Single out the lines that include the word "驻马店市". Copy them.

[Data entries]
>> Begin

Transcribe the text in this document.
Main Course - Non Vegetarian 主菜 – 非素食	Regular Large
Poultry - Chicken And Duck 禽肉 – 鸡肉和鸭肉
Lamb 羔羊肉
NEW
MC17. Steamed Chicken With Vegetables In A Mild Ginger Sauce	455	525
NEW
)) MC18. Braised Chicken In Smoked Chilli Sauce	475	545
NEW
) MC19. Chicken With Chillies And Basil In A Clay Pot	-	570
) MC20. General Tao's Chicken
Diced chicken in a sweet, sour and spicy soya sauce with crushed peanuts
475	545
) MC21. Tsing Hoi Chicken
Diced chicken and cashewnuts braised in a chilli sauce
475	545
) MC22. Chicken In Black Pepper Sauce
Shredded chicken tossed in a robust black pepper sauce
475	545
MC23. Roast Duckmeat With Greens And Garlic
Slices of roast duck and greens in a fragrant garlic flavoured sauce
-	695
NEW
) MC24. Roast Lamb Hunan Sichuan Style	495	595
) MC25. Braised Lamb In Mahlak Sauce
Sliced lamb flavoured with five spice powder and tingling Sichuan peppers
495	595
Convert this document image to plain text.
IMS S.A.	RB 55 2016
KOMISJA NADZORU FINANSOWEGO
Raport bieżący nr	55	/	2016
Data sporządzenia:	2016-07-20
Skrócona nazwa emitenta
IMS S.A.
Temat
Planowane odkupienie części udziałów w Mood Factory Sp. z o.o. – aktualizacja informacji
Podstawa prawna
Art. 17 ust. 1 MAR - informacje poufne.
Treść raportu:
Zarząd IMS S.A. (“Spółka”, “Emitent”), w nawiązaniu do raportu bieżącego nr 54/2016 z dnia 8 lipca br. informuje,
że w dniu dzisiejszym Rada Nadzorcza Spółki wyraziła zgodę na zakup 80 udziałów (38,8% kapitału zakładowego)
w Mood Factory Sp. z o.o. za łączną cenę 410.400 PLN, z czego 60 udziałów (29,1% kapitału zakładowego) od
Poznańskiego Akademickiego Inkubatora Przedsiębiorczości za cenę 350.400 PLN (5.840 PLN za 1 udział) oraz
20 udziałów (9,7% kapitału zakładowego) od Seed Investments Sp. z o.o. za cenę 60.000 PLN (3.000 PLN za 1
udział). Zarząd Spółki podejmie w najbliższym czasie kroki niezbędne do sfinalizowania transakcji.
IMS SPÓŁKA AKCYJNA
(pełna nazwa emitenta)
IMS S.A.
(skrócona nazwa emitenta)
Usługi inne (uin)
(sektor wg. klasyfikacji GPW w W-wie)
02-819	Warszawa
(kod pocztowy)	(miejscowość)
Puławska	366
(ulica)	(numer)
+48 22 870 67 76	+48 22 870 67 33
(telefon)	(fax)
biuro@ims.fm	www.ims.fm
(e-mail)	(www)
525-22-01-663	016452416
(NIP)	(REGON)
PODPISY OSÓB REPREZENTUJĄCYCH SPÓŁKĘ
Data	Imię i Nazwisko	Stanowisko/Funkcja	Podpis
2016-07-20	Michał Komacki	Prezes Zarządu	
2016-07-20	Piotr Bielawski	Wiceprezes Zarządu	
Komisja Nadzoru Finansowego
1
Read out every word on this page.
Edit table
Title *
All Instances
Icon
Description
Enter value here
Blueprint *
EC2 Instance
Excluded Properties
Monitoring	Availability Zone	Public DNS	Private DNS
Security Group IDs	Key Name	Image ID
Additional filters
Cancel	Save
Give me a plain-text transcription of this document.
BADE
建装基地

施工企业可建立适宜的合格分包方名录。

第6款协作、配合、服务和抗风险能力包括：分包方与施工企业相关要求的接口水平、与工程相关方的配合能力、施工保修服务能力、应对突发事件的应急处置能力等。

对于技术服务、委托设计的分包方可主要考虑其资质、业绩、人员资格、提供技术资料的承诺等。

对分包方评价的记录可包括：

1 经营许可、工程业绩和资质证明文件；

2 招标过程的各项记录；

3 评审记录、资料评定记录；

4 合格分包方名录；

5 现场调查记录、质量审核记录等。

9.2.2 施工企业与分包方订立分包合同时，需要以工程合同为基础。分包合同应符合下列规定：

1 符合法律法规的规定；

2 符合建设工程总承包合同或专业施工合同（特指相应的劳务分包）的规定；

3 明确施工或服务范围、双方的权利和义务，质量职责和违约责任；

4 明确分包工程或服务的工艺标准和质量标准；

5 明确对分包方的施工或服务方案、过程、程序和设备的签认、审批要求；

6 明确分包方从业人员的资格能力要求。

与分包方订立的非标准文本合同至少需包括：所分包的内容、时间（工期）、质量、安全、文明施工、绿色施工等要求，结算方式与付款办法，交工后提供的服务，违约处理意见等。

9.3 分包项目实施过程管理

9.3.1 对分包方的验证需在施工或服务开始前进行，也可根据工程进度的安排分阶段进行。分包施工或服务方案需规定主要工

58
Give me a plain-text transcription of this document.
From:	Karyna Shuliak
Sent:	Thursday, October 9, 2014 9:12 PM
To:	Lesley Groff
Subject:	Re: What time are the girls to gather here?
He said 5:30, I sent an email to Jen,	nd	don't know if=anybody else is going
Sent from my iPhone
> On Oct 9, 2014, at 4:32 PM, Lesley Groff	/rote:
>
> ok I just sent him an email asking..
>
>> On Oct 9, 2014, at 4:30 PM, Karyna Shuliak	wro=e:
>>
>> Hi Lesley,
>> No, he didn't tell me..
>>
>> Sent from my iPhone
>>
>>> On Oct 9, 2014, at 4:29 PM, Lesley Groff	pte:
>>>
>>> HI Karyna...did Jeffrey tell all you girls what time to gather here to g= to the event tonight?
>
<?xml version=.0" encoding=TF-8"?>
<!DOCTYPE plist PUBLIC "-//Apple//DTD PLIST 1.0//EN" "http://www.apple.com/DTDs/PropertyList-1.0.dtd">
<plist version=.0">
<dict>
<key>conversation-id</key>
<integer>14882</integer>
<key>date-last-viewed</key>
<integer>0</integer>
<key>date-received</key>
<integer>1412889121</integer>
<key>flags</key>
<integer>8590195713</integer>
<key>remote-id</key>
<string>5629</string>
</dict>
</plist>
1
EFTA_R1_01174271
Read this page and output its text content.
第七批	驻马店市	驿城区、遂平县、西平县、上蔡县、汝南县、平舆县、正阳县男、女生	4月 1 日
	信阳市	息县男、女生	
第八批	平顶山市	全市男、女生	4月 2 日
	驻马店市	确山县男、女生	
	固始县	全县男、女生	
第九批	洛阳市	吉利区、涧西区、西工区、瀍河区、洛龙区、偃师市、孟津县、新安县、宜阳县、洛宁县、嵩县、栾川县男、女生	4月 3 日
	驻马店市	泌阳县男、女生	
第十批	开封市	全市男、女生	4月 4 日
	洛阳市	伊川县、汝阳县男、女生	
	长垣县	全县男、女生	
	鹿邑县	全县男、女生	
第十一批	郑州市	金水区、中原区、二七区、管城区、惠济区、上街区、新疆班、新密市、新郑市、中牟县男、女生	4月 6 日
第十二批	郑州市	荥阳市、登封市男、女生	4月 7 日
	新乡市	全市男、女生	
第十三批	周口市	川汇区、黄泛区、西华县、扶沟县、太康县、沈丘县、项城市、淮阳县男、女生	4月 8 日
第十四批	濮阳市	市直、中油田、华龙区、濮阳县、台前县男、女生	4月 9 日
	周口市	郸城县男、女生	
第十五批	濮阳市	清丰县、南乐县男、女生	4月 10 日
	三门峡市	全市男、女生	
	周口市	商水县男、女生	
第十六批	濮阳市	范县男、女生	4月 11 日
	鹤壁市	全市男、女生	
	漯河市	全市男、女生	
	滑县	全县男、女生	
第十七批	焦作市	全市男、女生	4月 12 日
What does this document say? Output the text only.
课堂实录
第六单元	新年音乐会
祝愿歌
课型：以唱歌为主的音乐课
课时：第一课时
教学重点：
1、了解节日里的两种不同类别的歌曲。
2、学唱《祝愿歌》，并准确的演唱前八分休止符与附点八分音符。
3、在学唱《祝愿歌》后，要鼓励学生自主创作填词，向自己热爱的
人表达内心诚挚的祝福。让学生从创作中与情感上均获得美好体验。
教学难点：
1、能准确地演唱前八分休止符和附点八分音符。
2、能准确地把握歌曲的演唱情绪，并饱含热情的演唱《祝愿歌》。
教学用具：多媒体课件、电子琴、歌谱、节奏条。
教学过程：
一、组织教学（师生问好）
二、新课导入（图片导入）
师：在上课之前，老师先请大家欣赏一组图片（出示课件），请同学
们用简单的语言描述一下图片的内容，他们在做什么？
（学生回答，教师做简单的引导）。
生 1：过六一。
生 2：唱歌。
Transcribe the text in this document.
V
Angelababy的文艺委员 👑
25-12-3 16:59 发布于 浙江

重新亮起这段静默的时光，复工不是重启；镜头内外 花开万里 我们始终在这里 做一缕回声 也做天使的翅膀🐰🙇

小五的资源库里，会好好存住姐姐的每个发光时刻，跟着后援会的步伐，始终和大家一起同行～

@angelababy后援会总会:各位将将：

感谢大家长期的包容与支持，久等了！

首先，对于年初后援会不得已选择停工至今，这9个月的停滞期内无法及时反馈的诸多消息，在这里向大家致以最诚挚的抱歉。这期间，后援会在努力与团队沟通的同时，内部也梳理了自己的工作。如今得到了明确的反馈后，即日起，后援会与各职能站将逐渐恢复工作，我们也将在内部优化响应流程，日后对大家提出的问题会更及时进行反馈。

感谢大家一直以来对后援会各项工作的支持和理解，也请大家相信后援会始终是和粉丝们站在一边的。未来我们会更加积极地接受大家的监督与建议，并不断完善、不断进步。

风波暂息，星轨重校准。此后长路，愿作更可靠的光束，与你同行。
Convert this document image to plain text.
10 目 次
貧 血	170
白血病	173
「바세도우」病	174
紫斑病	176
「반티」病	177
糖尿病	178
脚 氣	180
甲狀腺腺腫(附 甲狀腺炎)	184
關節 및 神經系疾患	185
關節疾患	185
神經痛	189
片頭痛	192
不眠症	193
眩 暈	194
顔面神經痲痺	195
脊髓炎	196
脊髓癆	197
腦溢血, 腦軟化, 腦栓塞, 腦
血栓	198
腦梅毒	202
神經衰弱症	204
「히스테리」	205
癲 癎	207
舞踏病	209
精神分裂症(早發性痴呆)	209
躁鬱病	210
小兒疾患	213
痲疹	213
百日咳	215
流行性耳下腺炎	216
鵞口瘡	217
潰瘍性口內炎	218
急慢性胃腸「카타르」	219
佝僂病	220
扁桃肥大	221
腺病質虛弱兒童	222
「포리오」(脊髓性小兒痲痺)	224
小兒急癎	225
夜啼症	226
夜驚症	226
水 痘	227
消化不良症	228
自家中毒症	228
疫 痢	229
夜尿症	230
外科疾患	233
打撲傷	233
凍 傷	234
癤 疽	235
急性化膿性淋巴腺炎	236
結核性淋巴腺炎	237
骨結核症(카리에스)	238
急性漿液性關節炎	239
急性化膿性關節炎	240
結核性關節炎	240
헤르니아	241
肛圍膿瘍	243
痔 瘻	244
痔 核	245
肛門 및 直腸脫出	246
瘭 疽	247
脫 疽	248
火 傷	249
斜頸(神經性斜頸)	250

>> End

### [Response to the task]
第七批	驻马店市	驿城区、遂平县、西平县、上蔡县、汝南县、平舆县、正阳县男、女生	4月 1 日
	驻马店市	确山县男、女生	
	驻马店市	泌阳县男、女生	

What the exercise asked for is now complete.